== RAW DATA ==

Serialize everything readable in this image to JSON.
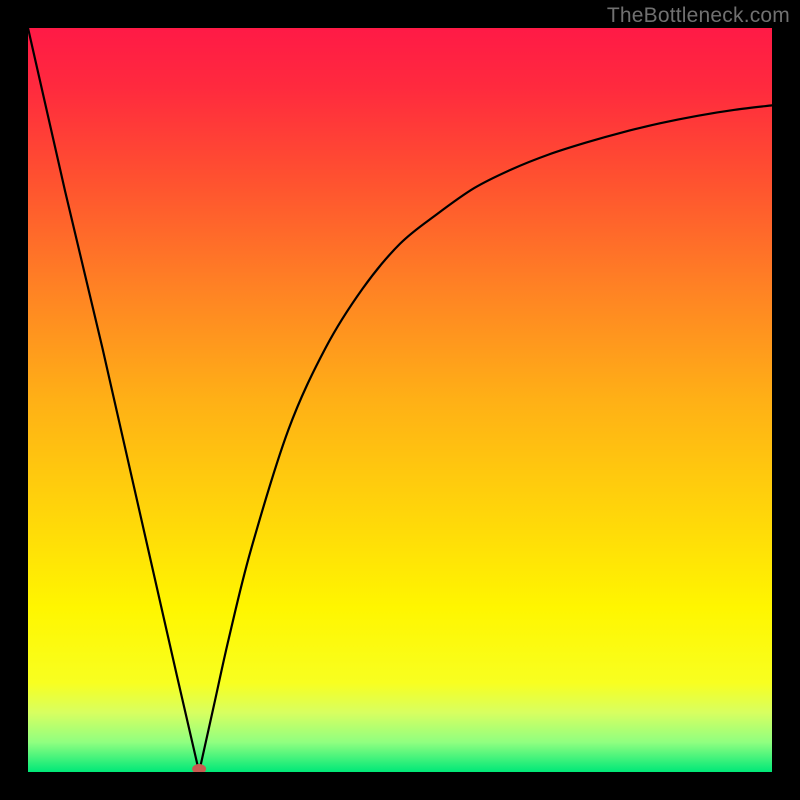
{
  "watermark": {
    "text": "TheBottleneck.com"
  },
  "colors": {
    "gradient_stops": [
      {
        "offset": 0.0,
        "color": "#ff1a46"
      },
      {
        "offset": 0.08,
        "color": "#ff2a3e"
      },
      {
        "offset": 0.2,
        "color": "#ff5030"
      },
      {
        "offset": 0.35,
        "color": "#ff8224"
      },
      {
        "offset": 0.5,
        "color": "#ffb016"
      },
      {
        "offset": 0.65,
        "color": "#ffd50a"
      },
      {
        "offset": 0.78,
        "color": "#fff600"
      },
      {
        "offset": 0.88,
        "color": "#f8ff20"
      },
      {
        "offset": 0.92,
        "color": "#d8ff60"
      },
      {
        "offset": 0.96,
        "color": "#90ff80"
      },
      {
        "offset": 1.0,
        "color": "#00e878"
      }
    ],
    "curve": "#000000",
    "marker_fill": "#c95b50",
    "background": "#000000"
  },
  "chart_data": {
    "type": "line",
    "title": "",
    "xlabel": "",
    "ylabel": "",
    "xlim": [
      0,
      100
    ],
    "ylim": [
      0,
      100
    ],
    "min_point": {
      "x": 23,
      "y": 0
    },
    "series": [
      {
        "name": "bottleneck-curve",
        "x": [
          0,
          5,
          10,
          15,
          20,
          23,
          25,
          27,
          30,
          35,
          40,
          45,
          50,
          55,
          60,
          65,
          70,
          75,
          80,
          85,
          90,
          95,
          100
        ],
        "y": [
          100,
          78,
          57,
          35,
          13,
          0,
          9,
          18,
          30,
          46,
          57,
          65,
          71,
          75,
          78.5,
          81,
          83,
          84.6,
          86,
          87.2,
          88.2,
          89,
          89.6
        ]
      }
    ],
    "marker": {
      "x": 23,
      "y": 0,
      "rx": 7,
      "ry": 5
    }
  }
}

== DIRECTIONS FOR THIS TASK ==
Every line above that contains the word "offset" should be reported.

== COMPLETE ANSWER ==
        "offset": 0.0,
        "offset": 0.08,
        "offset": 0.2,
        "offset": 0.35,
        "offset": 0.5,
        "offset": 0.65,
        "offset": 0.78,
        "offset": 0.88,
        "offset": 0.92,
        "offset": 0.96,
        "offset": 1.0,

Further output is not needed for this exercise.